**WHAT YOU WILL DO**
Rewrite all of the material below, changing every "Match" to "Matched" and keeping everything else the same. Omit the pictures from your answer.

**SUPPLIED INFORMATION**
--- --- ---
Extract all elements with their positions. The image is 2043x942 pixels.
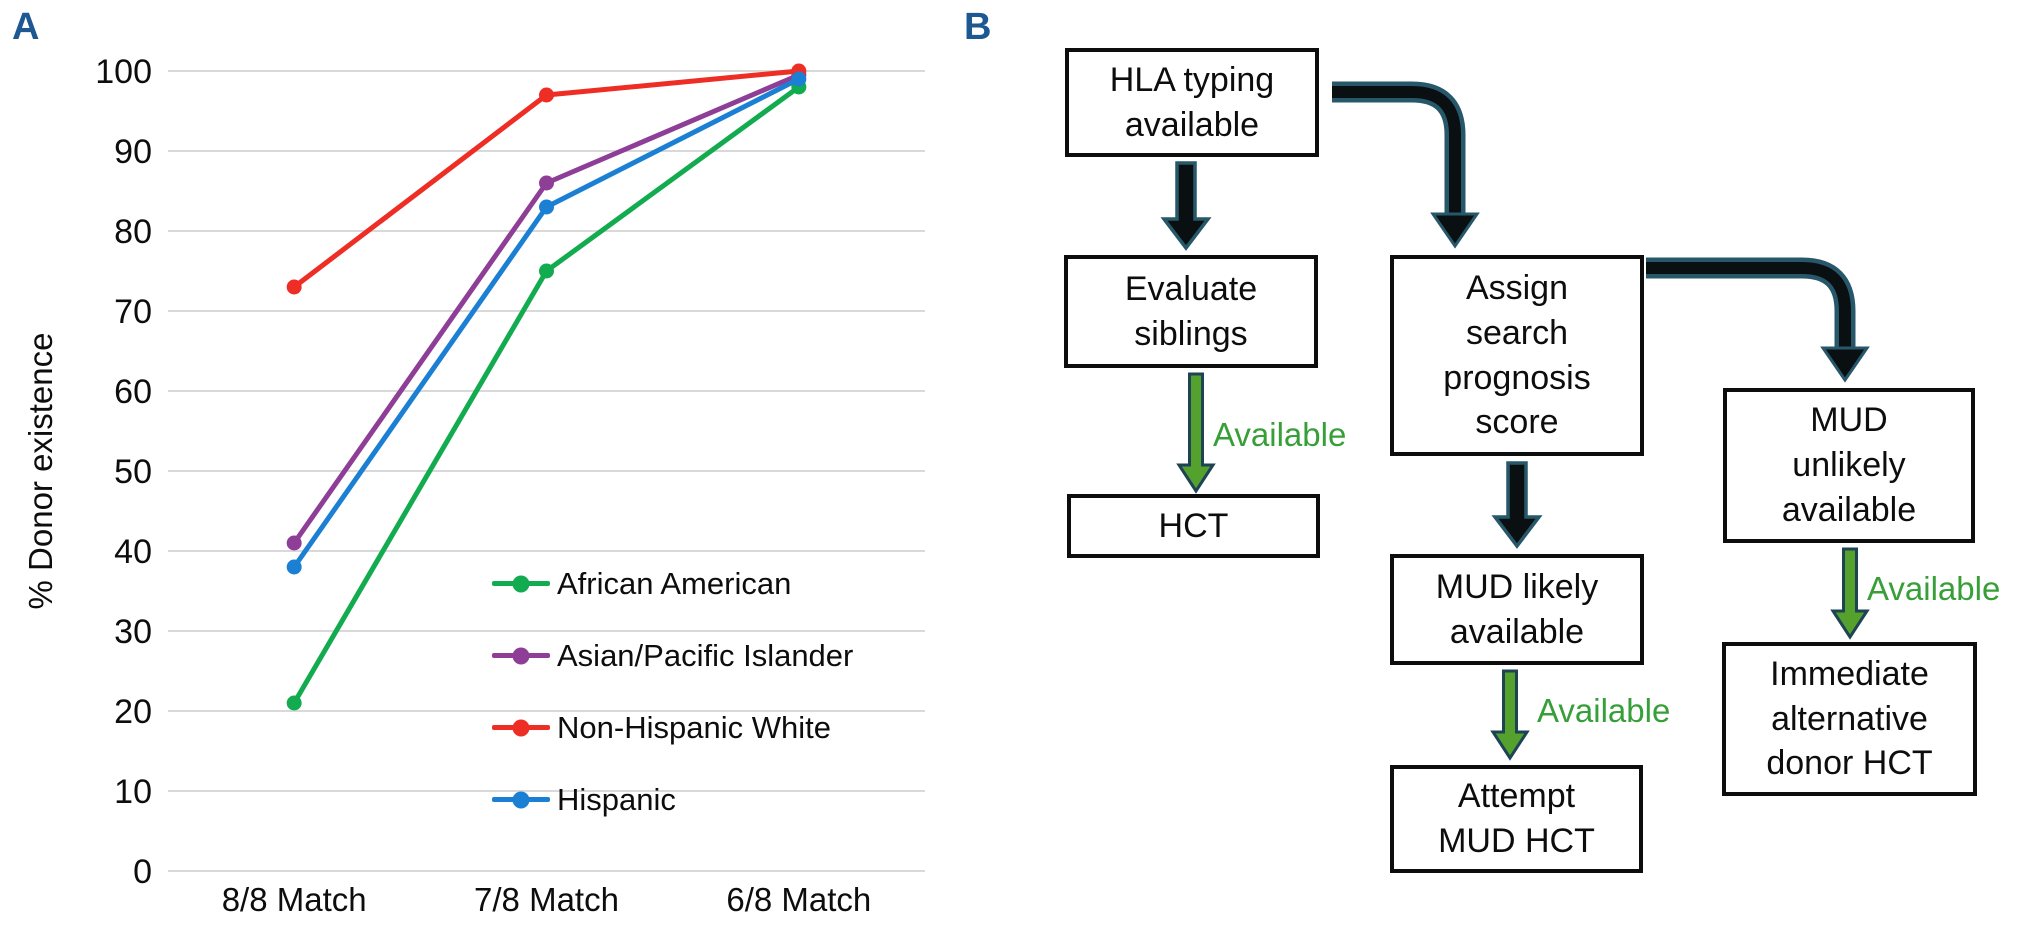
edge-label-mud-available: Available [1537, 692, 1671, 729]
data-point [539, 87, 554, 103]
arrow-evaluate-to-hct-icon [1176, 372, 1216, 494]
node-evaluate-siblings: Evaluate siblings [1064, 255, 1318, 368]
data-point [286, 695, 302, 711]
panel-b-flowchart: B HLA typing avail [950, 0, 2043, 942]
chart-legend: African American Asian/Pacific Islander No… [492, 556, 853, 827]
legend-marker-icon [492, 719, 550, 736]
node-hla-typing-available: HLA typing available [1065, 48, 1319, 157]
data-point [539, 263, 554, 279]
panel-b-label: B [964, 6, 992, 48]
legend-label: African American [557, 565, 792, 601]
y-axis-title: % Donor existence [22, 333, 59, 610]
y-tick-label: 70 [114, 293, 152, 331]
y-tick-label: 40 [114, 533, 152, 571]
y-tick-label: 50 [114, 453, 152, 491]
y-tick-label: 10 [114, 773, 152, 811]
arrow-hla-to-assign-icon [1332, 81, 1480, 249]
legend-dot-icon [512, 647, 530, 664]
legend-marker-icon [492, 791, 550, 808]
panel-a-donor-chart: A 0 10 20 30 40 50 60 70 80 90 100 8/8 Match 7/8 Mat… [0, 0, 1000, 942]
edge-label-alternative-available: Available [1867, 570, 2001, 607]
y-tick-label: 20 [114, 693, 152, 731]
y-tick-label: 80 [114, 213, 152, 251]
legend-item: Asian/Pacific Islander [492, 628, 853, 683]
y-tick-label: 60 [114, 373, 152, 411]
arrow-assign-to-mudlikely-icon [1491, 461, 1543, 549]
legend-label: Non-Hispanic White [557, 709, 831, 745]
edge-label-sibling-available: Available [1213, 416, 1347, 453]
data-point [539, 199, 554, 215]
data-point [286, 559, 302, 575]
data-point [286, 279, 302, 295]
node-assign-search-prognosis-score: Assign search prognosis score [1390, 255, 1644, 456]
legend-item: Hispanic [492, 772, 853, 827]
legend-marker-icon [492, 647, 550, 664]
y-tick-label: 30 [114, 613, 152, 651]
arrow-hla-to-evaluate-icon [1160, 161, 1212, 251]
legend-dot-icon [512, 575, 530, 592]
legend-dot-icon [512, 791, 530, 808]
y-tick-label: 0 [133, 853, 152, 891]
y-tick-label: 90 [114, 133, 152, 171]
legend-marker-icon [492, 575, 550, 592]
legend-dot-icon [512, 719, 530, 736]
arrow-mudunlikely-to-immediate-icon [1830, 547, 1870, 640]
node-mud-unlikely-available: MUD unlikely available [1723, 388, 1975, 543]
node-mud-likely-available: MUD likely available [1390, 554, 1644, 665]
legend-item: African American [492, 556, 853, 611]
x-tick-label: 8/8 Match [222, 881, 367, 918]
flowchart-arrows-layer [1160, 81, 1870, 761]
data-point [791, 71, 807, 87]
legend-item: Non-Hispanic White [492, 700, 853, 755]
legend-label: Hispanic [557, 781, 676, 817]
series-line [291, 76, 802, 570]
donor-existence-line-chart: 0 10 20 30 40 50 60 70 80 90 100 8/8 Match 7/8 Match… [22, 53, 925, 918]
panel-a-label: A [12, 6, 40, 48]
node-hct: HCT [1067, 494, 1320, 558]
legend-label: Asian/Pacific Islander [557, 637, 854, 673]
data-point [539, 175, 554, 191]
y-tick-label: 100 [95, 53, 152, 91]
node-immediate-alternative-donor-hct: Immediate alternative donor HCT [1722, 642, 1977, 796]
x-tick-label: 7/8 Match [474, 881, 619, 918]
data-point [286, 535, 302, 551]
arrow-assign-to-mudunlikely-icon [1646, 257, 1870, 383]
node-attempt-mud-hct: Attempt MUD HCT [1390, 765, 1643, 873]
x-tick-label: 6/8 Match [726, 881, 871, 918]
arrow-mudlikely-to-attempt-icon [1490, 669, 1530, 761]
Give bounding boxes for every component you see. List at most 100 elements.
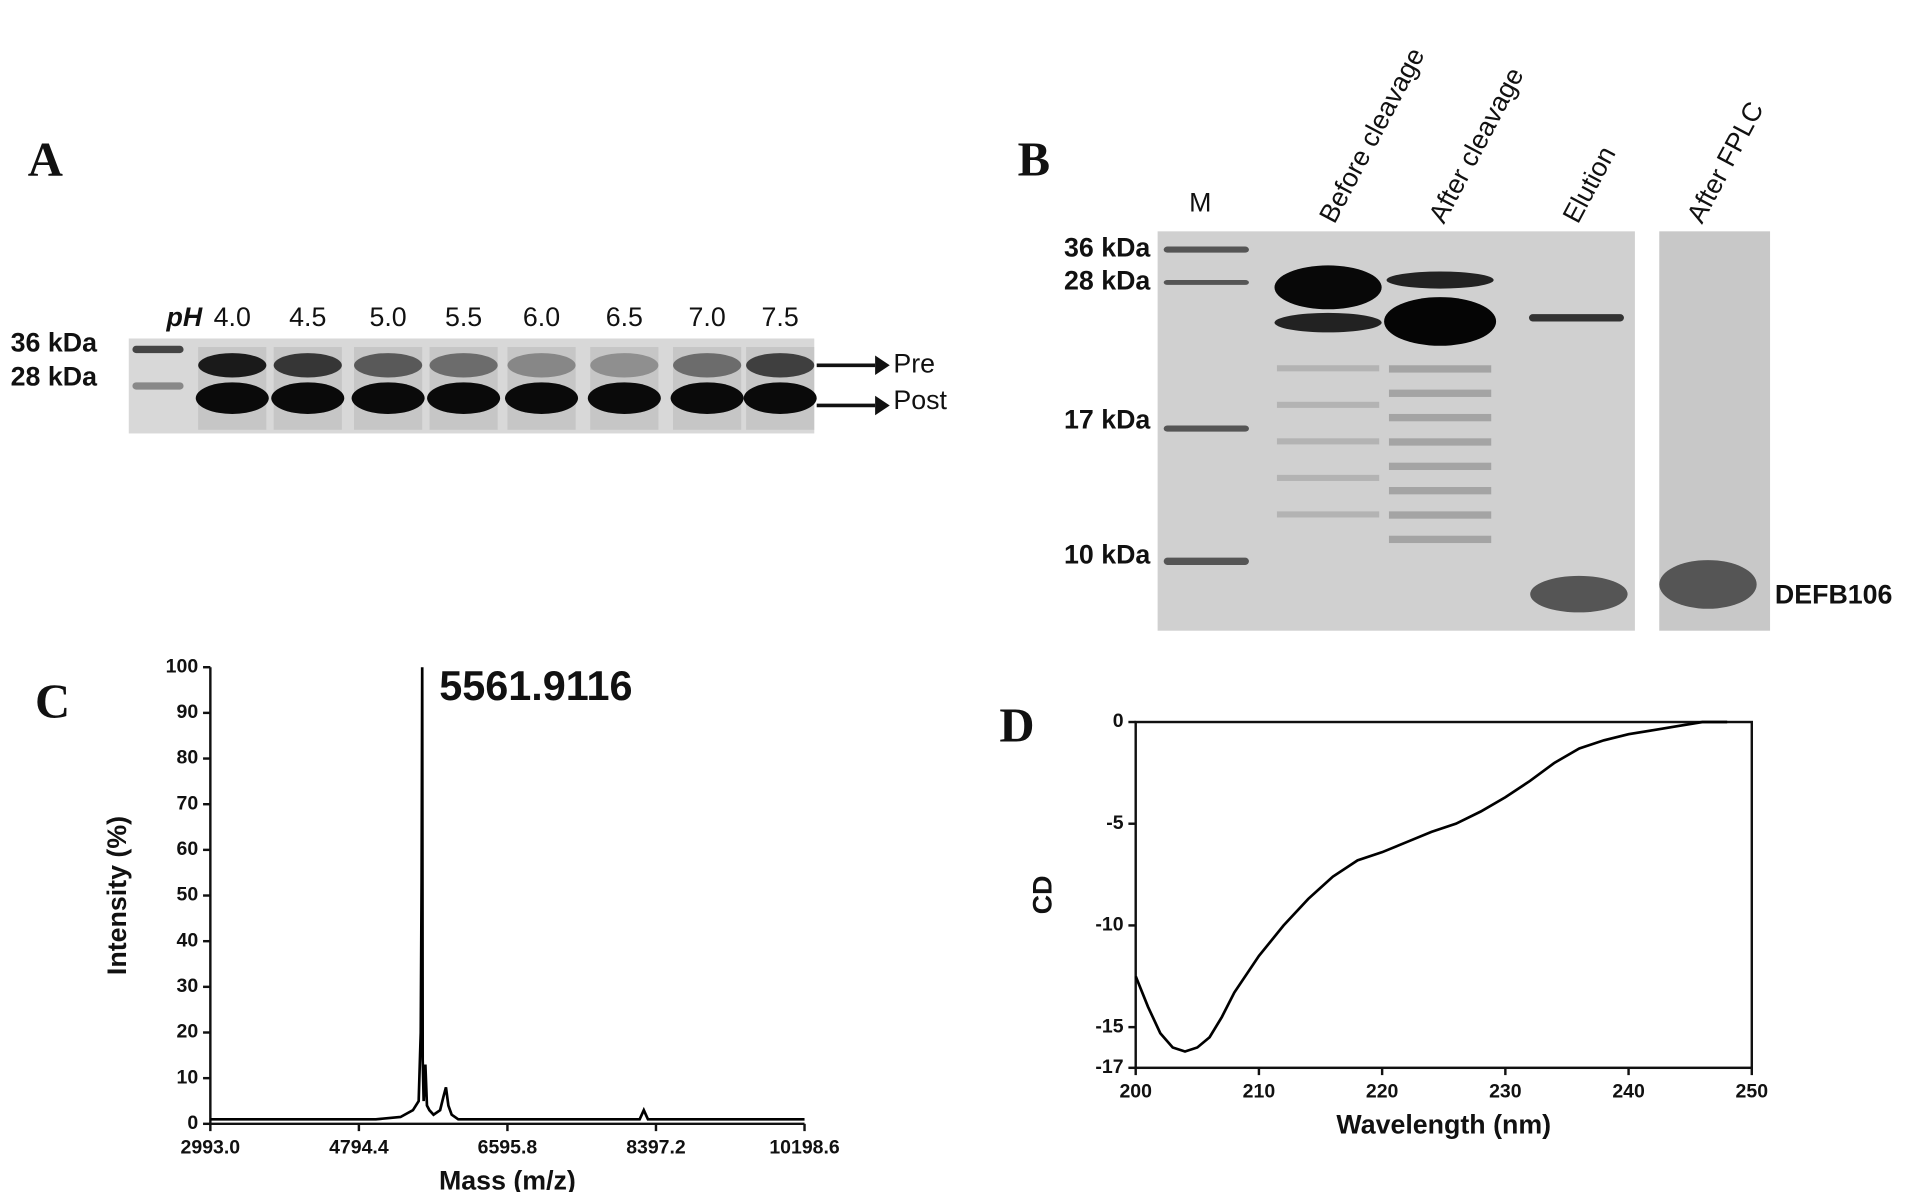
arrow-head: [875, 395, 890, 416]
--- --- ---
**TASK RESPONSE**
Extract all elements with their positions. The image is 2043x942 pixels.
edge-label-mud-available: Available [1537, 692, 1671, 729]
data-point [539, 87, 554, 103]
arrow-evaluate-to-hct-icon [1176, 372, 1216, 494]
node-evaluate-siblings: Evaluate siblings [1064, 255, 1318, 368]
data-point [286, 695, 302, 711]
panel-b-flowchart: B HLA typing avail [950, 0, 2043, 942]
chart-legend: African American Asian/Pacific Islander No… [492, 556, 853, 827]
legend-marker-icon [492, 719, 550, 736]
node-hla-typing-available: HLA typing available [1065, 48, 1319, 157]
data-point [539, 263, 554, 279]
panel-b-label: B [964, 6, 992, 48]
legend-label: African American [557, 565, 792, 601]
y-axis-title: % Donor existence [22, 333, 59, 610]
y-tick-label: 70 [114, 293, 152, 331]
y-tick-label: 40 [114, 533, 152, 571]
y-tick-label: 50 [114, 453, 152, 491]
y-tick-label: 10 [114, 773, 152, 811]
arrow-hla-to-assign-icon [1332, 81, 1480, 249]
legend-dot-icon [512, 647, 530, 664]
legend-marker-icon [492, 791, 550, 808]
panel-a-donor-chart: A 0 10 20 30 40 50 60 70 80 90 100 8/8 Matched 7/8 Mat… [0, 0, 1000, 942]
edge-label-alternative-available: Available [1867, 570, 2001, 607]
y-tick-label: 20 [114, 693, 152, 731]
y-tick-label: 80 [114, 213, 152, 251]
legend-item: Asian/Pacific Islander [492, 628, 853, 683]
y-tick-label: 60 [114, 373, 152, 411]
arrow-assign-to-mudlikely-icon [1491, 461, 1543, 549]
legend-label: Non-Hispanic White [557, 709, 831, 745]
edge-label-sibling-available: Available [1213, 416, 1347, 453]
data-point [539, 199, 554, 215]
data-point [286, 559, 302, 575]
data-point [286, 279, 302, 295]
node-assign-search-prognosis-score: Assign search prognosis score [1390, 255, 1644, 456]
legend-item: Hispanic [492, 772, 853, 827]
legend-marker-icon [492, 647, 550, 664]
y-tick-label: 30 [114, 613, 152, 651]
arrow-hla-to-evaluate-icon [1160, 161, 1212, 251]
legend-dot-icon [512, 575, 530, 592]
legend-dot-icon [512, 791, 530, 808]
y-tick-label: 0 [133, 853, 152, 891]
y-tick-label: 90 [114, 133, 152, 171]
legend-marker-icon [492, 575, 550, 592]
legend-dot-icon [512, 719, 530, 736]
arrow-mudunlikely-to-immediate-icon [1830, 547, 1870, 640]
node-mud-unlikely-available: MUD unlikely available [1723, 388, 1975, 543]
node-mud-likely-available: MUD likely available [1390, 554, 1644, 665]
legend-item: African American [492, 556, 853, 611]
x-tick-label: 8/8 Matched [222, 881, 367, 918]
flowchart-arrows-layer [1160, 81, 1870, 761]
data-point [791, 71, 807, 87]
legend-item: Non-Hispanic White [492, 700, 853, 755]
legend-label: Hispanic [557, 781, 676, 817]
series-line [291, 76, 802, 570]
donor-existence-line-chart: 0 10 20 30 40 50 60 70 80 90 100 8/8 Matched 7/8 Matched… [22, 53, 925, 918]
panel-a-label: A [12, 6, 40, 48]
node-hct: HCT [1067, 494, 1320, 558]
legend-label: Asian/Pacific Islander [557, 637, 854, 673]
data-point [539, 175, 554, 191]
y-tick-label: 100 [95, 53, 152, 91]
node-immediate-alternative-donor-hct: Immediate alternative donor HCT [1722, 642, 1977, 796]
x-tick-label: 7/8 Matched [474, 881, 619, 918]
data-point [286, 535, 302, 551]
arrow-assign-to-mudunlikely-icon [1646, 257, 1870, 383]
node-attempt-mud-hct: Attempt MUD HCT [1390, 765, 1643, 873]
x-tick-label: 6/8 Matched [726, 881, 871, 918]
arrow-mudlikely-to-attempt-icon [1490, 669, 1530, 761]
Give bounding boxes for every component you see. List at most 100 elements.
arrow-head: [875, 395, 890, 416]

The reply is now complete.